** start Dataset excerpts **
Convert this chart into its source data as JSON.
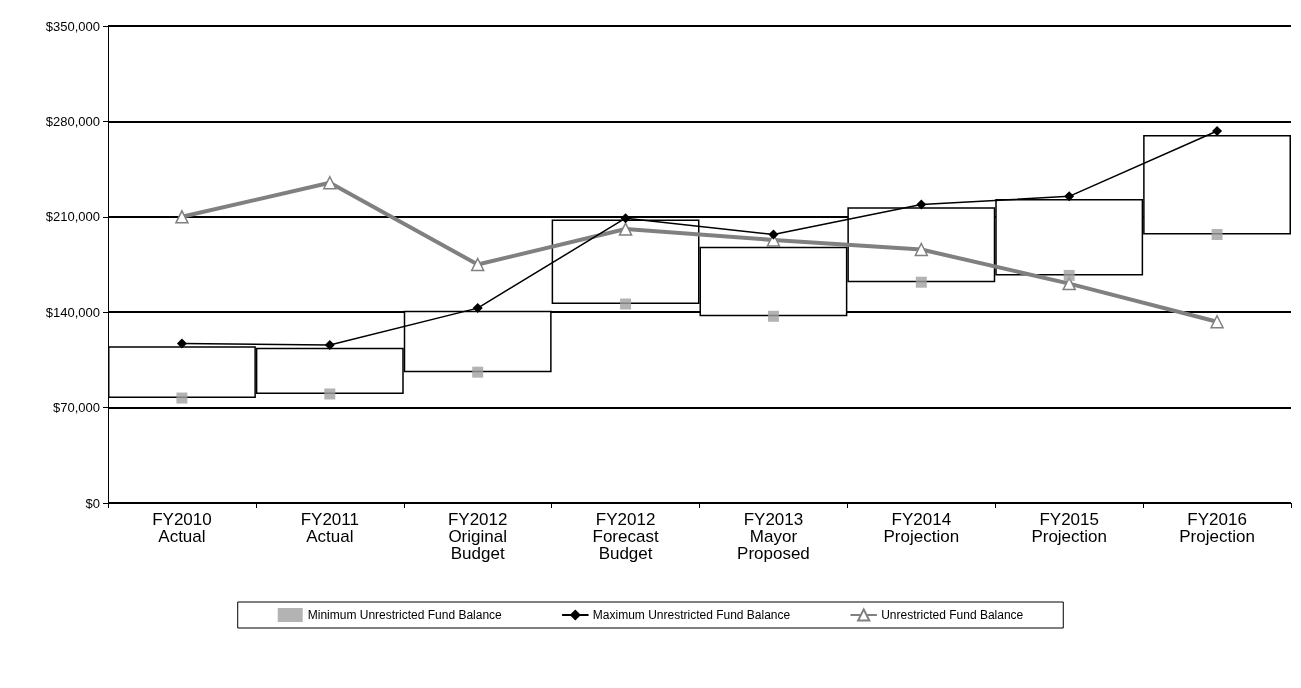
{
  "chart_data": {
    "type": "line",
    "categories": [
      "FY2010\nActual",
      "FY2011\nActual",
      "FY2012\nOriginal\nBudget",
      "FY2012\nForecast\nBudget",
      "FY2013\nMayor\nProposed",
      "FY2014\nProjection",
      "FY2015\nProjection",
      "FY2016\nProjection"
    ],
    "series": [
      {
        "type": "bar",
        "color": "#ffffff",
        "base": [
          77000,
          80000,
          96000,
          146000,
          137000,
          162000,
          167000,
          197000
        ],
        "values": [
          38000,
          34000,
          45000,
          62000,
          51000,
          55000,
          56000,
          73000
        ]
      },
      {
        "type": "scatter",
        "name": "Minimum Unrestricted Fund Balance",
        "color": "#a0a0a0",
        "marker": "square",
        "values": [
          77000,
          80000,
          96000,
          146000,
          137000,
          162000,
          167000,
          197000
        ]
      },
      {
        "name": "Maximum Unrestricted Fund Balance",
        "color": "#000000",
        "marker": "diamond",
        "values": [
          117000,
          116000,
          143000,
          209000,
          197000,
          219000,
          225000,
          273000
        ]
      },
      {
        "name": "Unrestricted Fund Balance",
        "color": "#808080",
        "marker": "triangle",
        "values": [
          210000,
          235000,
          175000,
          201000,
          193000,
          186000,
          161000,
          133000
        ]
      }
    ],
    "ylim": [
      0,
      350000
    ],
    "yticks": [
      {
        "value": 0,
        "label": "$0"
      },
      {
        "value": 70000,
        "label": "$70,000"
      },
      {
        "value": 140000,
        "label": "$140,000"
      },
      {
        "value": 210000,
        "label": "$210,000"
      },
      {
        "value": 280000,
        "label": "$280,000"
      },
      {
        "value": 350000,
        "label": "$350,000"
      }
    ],
    "grid": "y",
    "legend": "bottom"
  }
}
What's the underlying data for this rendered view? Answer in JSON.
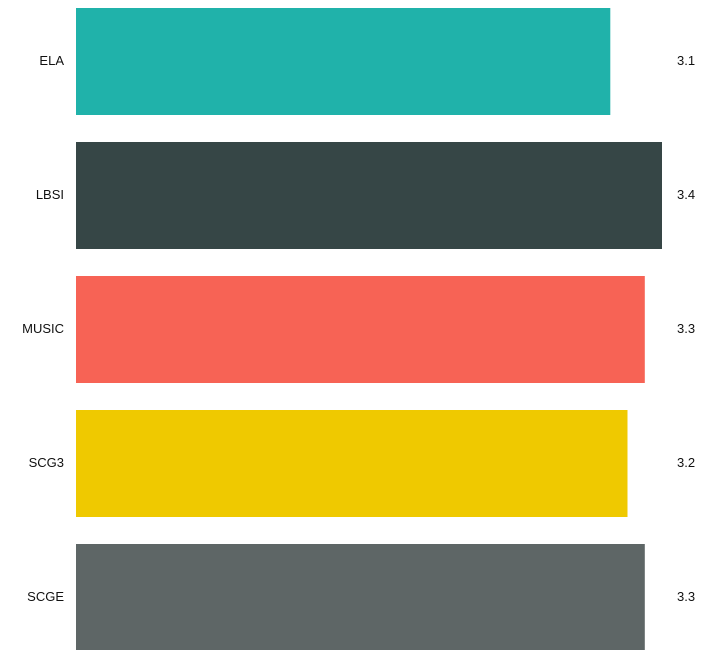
{
  "chart_data": {
    "type": "bar",
    "orientation": "horizontal",
    "categories": [
      "ELA",
      "LBSI",
      "MUSIC",
      "SCG3",
      "SCGE"
    ],
    "values": [
      3.1,
      3.4,
      3.3,
      3.2,
      3.3
    ],
    "value_labels": [
      "3.1",
      "3.4",
      "3.3",
      "3.2",
      "3.3"
    ],
    "colors": [
      "#20B2AA",
      "#364646",
      "#F76355",
      "#EFC900",
      "#5E6666"
    ],
    "title": "",
    "xlabel": "",
    "ylabel": "",
    "grid": false,
    "legend": "none"
  }
}
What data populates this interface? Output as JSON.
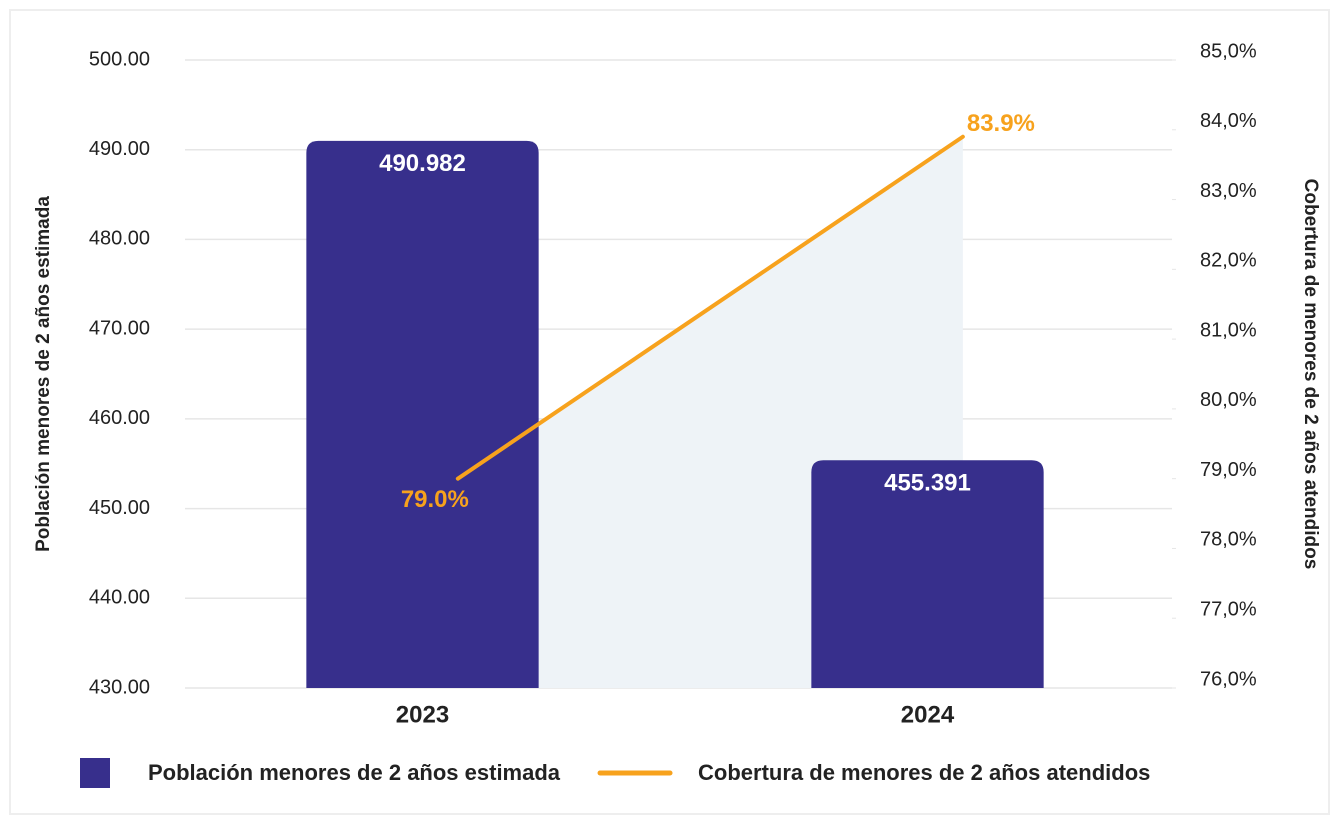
{
  "chart_data": {
    "type": "bar_line",
    "categories": [
      "2023",
      "2024"
    ],
    "series": [
      {
        "name": "Población menores de 2 años estimada",
        "type": "bar",
        "color": "#372f8c",
        "values": [
          490.982,
          455.391
        ]
      },
      {
        "name": "Cobertura de menores de 2 años atendidos",
        "type": "line",
        "axis": "y2",
        "color": "#f7a21d",
        "values": [
          79.0,
          83.9
        ],
        "value_labels": [
          "79.0%",
          "83.9%"
        ]
      }
    ],
    "ylabel": "Población menores de 2 años estimada",
    "y2label": "Cobertura de menores de 2 años atendidos",
    "ylim": [
      430,
      500
    ],
    "yticks": [
      {
        "value": 430,
        "label": "430.00"
      },
      {
        "value": 440,
        "label": "440.00"
      },
      {
        "value": 450,
        "label": "450.00"
      },
      {
        "value": 460,
        "label": "460.00"
      },
      {
        "value": 470,
        "label": "470.00"
      },
      {
        "value": 480,
        "label": "480.00"
      },
      {
        "value": 490,
        "label": "490.00"
      },
      {
        "value": 500,
        "label": "500.00"
      }
    ],
    "y2lim": [
      76,
      85
    ],
    "y2ticks": [
      {
        "value": 76,
        "label": "76,0%"
      },
      {
        "value": 77,
        "label": "77,0%"
      },
      {
        "value": 78,
        "label": "78,0%"
      },
      {
        "value": 79,
        "label": "79,0%"
      },
      {
        "value": 80,
        "label": "80,0%"
      },
      {
        "value": 81,
        "label": "81,0%"
      },
      {
        "value": 82,
        "label": "82,0%"
      },
      {
        "value": 83,
        "label": "83,0%"
      },
      {
        "value": 84,
        "label": "84,0%"
      },
      {
        "value": 85,
        "label": "85,0%"
      }
    ],
    "grid": true,
    "legend": "bottom"
  }
}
** end Dataset excerpts **
Repeat the records above exactly, leaving out any pictures they contain.

Convert this chart into its source data as JSON.
{
  "chart_data": {
    "type": "line",
    "categories": [
      "FY2010\nActual",
      "FY2011\nActual",
      "FY2012\nOriginal\nBudget",
      "FY2012\nForecast\nBudget",
      "FY2013\nMayor\nProposed",
      "FY2014\nProjection",
      "FY2015\nProjection",
      "FY2016\nProjection"
    ],
    "series": [
      {
        "type": "bar",
        "color": "#ffffff",
        "base": [
          77000,
          80000,
          96000,
          146000,
          137000,
          162000,
          167000,
          197000
        ],
        "values": [
          38000,
          34000,
          45000,
          62000,
          51000,
          55000,
          56000,
          73000
        ]
      },
      {
        "type": "scatter",
        "name": "Minimum Unrestricted Fund Balance",
        "color": "#a0a0a0",
        "marker": "square",
        "values": [
          77000,
          80000,
          96000,
          146000,
          137000,
          162000,
          167000,
          197000
        ]
      },
      {
        "name": "Maximum Unrestricted Fund Balance",
        "color": "#000000",
        "marker": "diamond",
        "values": [
          117000,
          116000,
          143000,
          209000,
          197000,
          219000,
          225000,
          273000
        ]
      },
      {
        "name": "Unrestricted Fund Balance",
        "color": "#808080",
        "marker": "triangle",
        "values": [
          210000,
          235000,
          175000,
          201000,
          193000,
          186000,
          161000,
          133000
        ]
      }
    ],
    "ylim": [
      0,
      350000
    ],
    "yticks": [
      {
        "value": 0,
        "label": "$0"
      },
      {
        "value": 70000,
        "label": "$70,000"
      },
      {
        "value": 140000,
        "label": "$140,000"
      },
      {
        "value": 210000,
        "label": "$210,000"
      },
      {
        "value": 280000,
        "label": "$280,000"
      },
      {
        "value": 350000,
        "label": "$350,000"
      }
    ],
    "grid": "y",
    "legend": "bottom"
  }
}
What's the underlying data for this rendered view? Answer in JSON.
{
  "chart_data": {
    "type": "bar",
    "orientation": "horizontal",
    "categories": [
      "ELA",
      "LBSI",
      "MUSIC",
      "SCG3",
      "SCGE"
    ],
    "values": [
      3.1,
      3.4,
      3.3,
      3.2,
      3.3
    ],
    "value_labels": [
      "3.1",
      "3.4",
      "3.3",
      "3.2",
      "3.3"
    ],
    "colors": [
      "#20B2AA",
      "#364646",
      "#F76355",
      "#EFC900",
      "#5E6666"
    ],
    "title": "",
    "xlabel": "",
    "ylabel": "",
    "grid": false,
    "legend": "none"
  }
}
What data populates this interface? Output as JSON.
{
  "chart_data": {
    "type": "bar_line",
    "categories": [
      "2023",
      "2024"
    ],
    "series": [
      {
        "name": "Población menores de 2 años estimada",
        "type": "bar",
        "color": "#372f8c",
        "values": [
          490.982,
          455.391
        ]
      },
      {
        "name": "Cobertura de menores de 2 años atendidos",
        "type": "line",
        "axis": "y2",
        "color": "#f7a21d",
        "values": [
          79.0,
          83.9
        ],
        "value_labels": [
          "79.0%",
          "83.9%"
        ]
      }
    ],
    "ylabel": "Población menores de 2 años estimada",
    "y2label": "Cobertura de menores de 2 años atendidos",
    "ylim": [
      430,
      500
    ],
    "yticks": [
      {
        "value": 430,
        "label": "430.00"
      },
      {
        "value": 440,
        "label": "440.00"
      },
      {
        "value": 450,
        "label": "450.00"
      },
      {
        "value": 460,
        "label": "460.00"
      },
      {
        "value": 470,
        "label": "470.00"
      },
      {
        "value": 480,
        "label": "480.00"
      },
      {
        "value": 490,
        "label": "490.00"
      },
      {
        "value": 500,
        "label": "500.00"
      }
    ],
    "y2lim": [
      76,
      85
    ],
    "y2ticks": [
      {
        "value": 76,
        "label": "76,0%"
      },
      {
        "value": 77,
        "label": "77,0%"
      },
      {
        "value": 78,
        "label": "78,0%"
      },
      {
        "value": 79,
        "label": "79,0%"
      },
      {
        "value": 80,
        "label": "80,0%"
      },
      {
        "value": 81,
        "label": "81,0%"
      },
      {
        "value": 82,
        "label": "82,0%"
      },
      {
        "value": 83,
        "label": "83,0%"
      },
      {
        "value": 84,
        "label": "84,0%"
      },
      {
        "value": 85,
        "label": "85,0%"
      }
    ],
    "grid": true,
    "legend": "bottom"
  }
}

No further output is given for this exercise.